Tally the lines in the listing below that include "линии". Answer with the count and nothing more.

# [Supplied records]
'''

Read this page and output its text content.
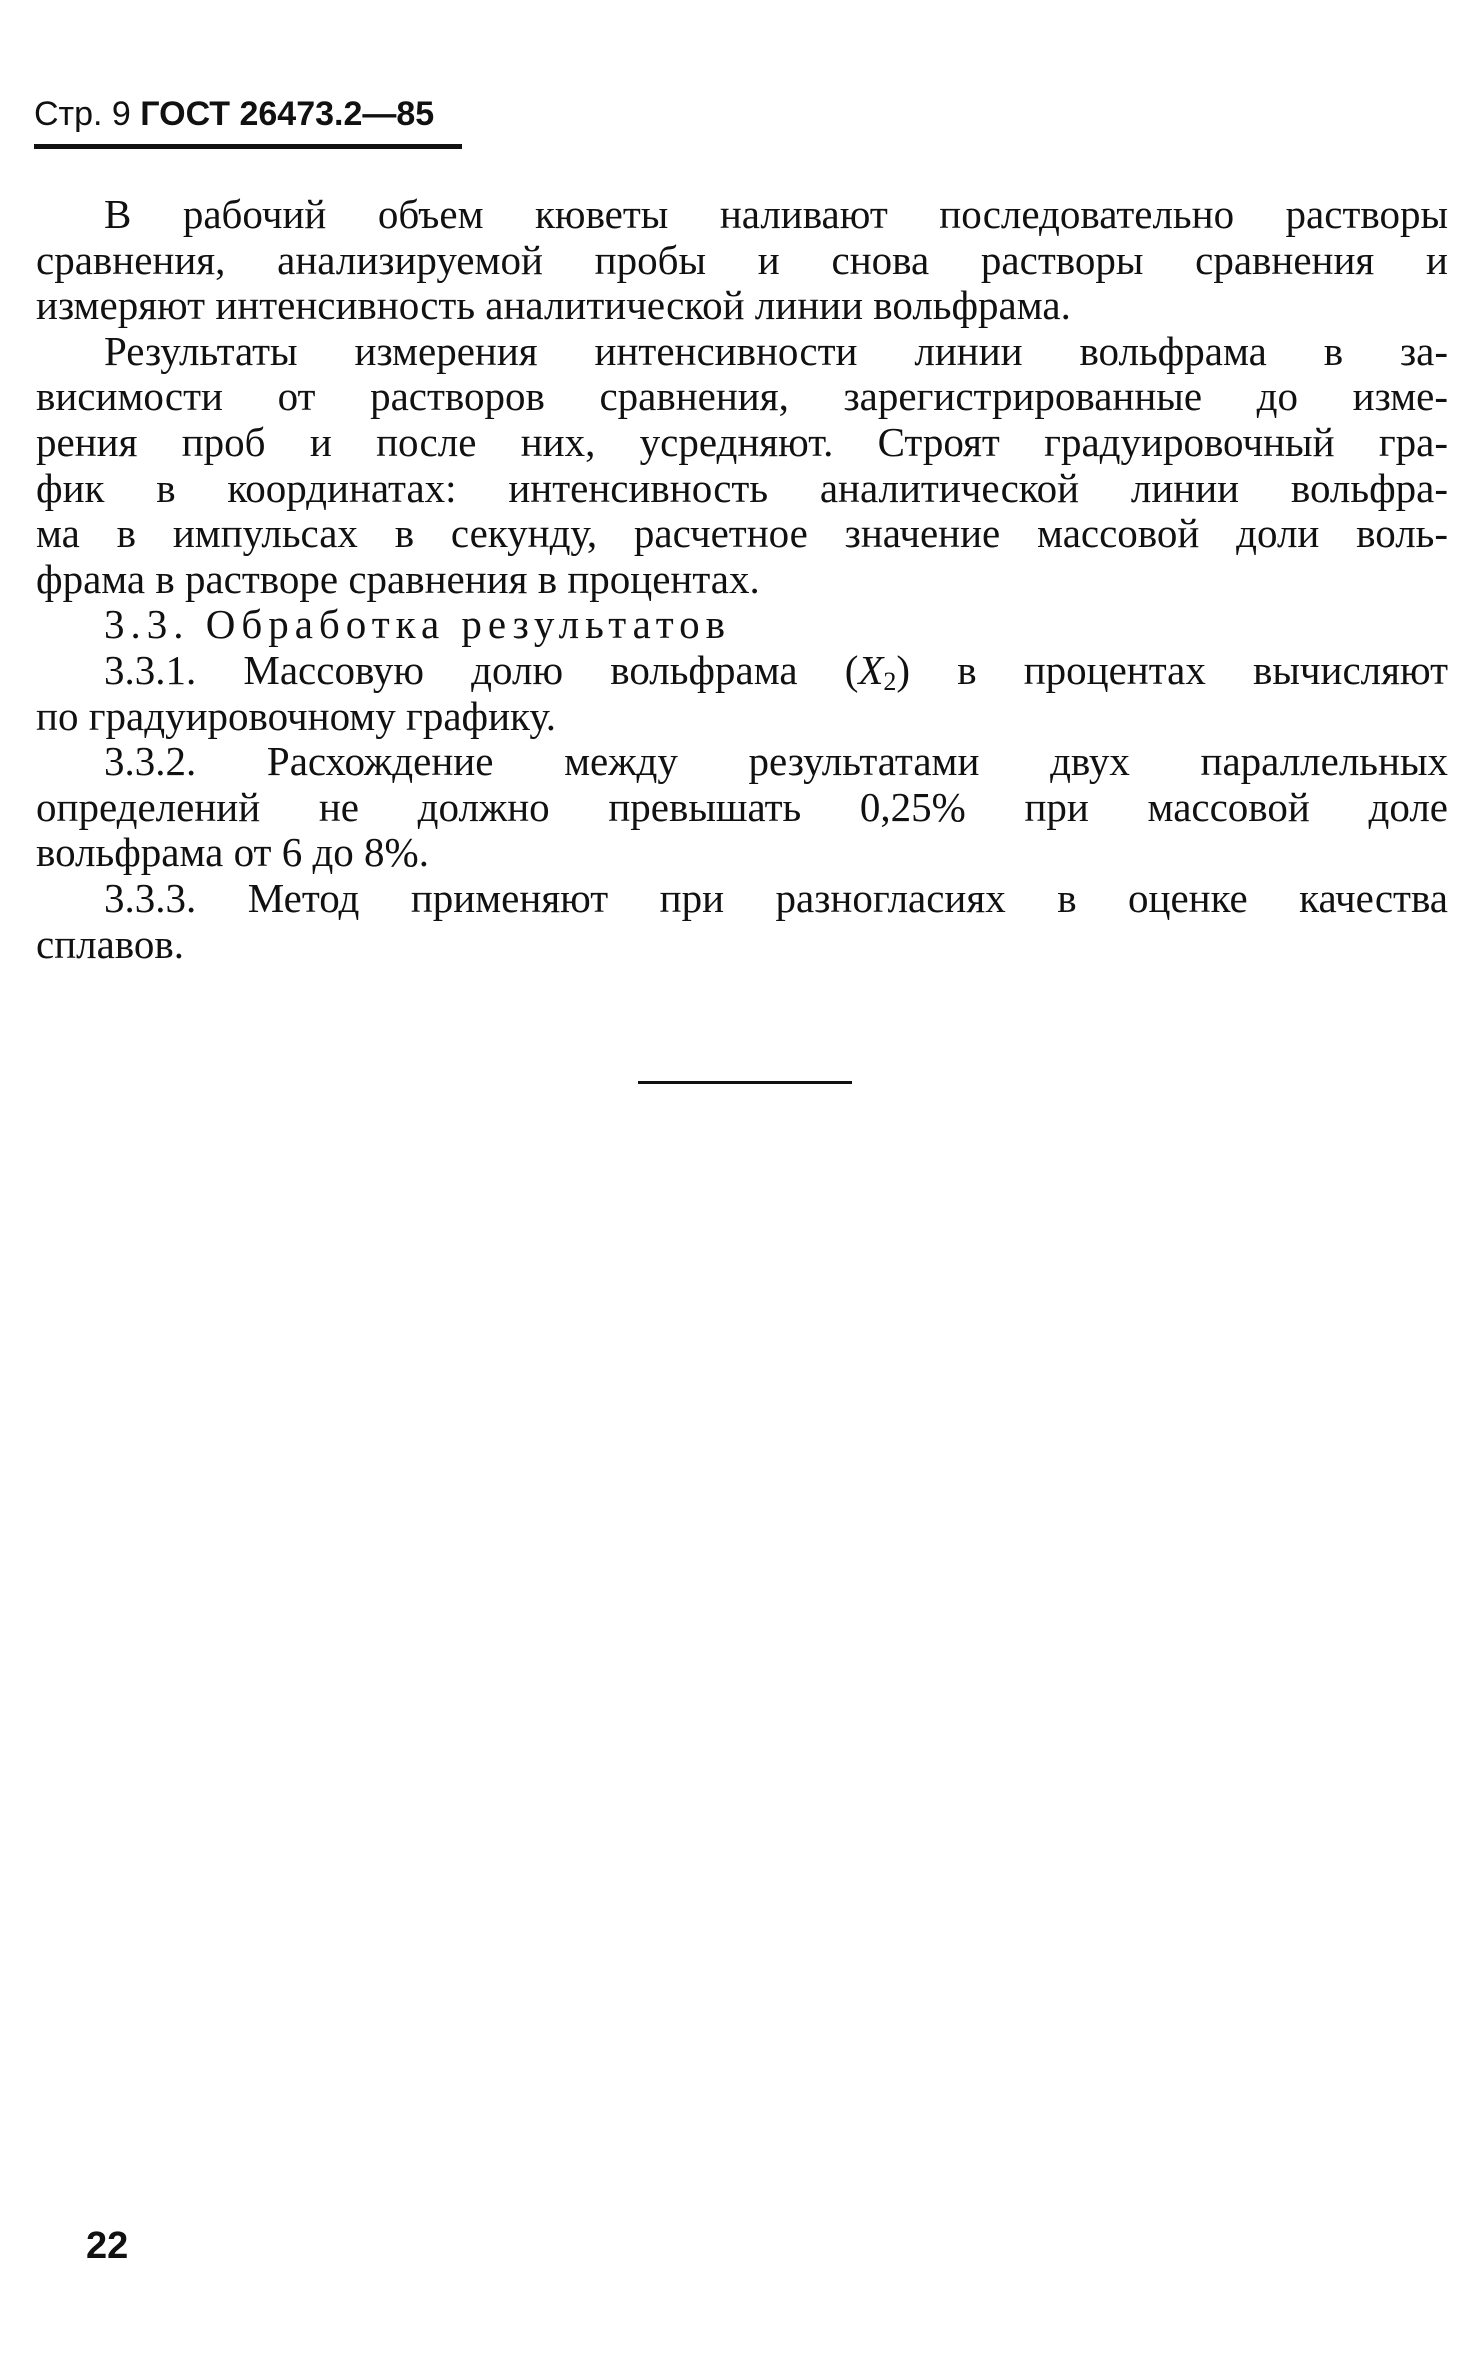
Стр. 9 ГОСТ 26473.2—85
В рабочий объем кюветы наливают последовательно растворы
сравнения, анализируемой пробы и снова растворы сравнения и
измеряют интенсивность аналитической линии вольфрама.
Результаты измерения интенсивности линии вольфрама в за-
висимости от растворов сравнения, зарегистрированные до изме-
рения проб и после них, усредняют. Строят градуировочный гра-
фик в координатах: интенсивность аналитической линии вольфра-
ма в импульсах в секунду, расчетное значение массовой доли воль-
фрама в растворе сравнения в процентах.
3.3. Обработка результатов
3.3.1. Массовую долю вольфрама $(X_2)$ в процентах вычисляют
по градуировочному графику.
3.3.2. Расхождение между результатами двух параллельных
определений не должно превышать 0,25% при массовой доле
вольфрама от 6 до 8%.
3.3.3. Метод применяют при разногласиях в оценке качества
сплавов.
22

'''

# [Response to this exercise]
3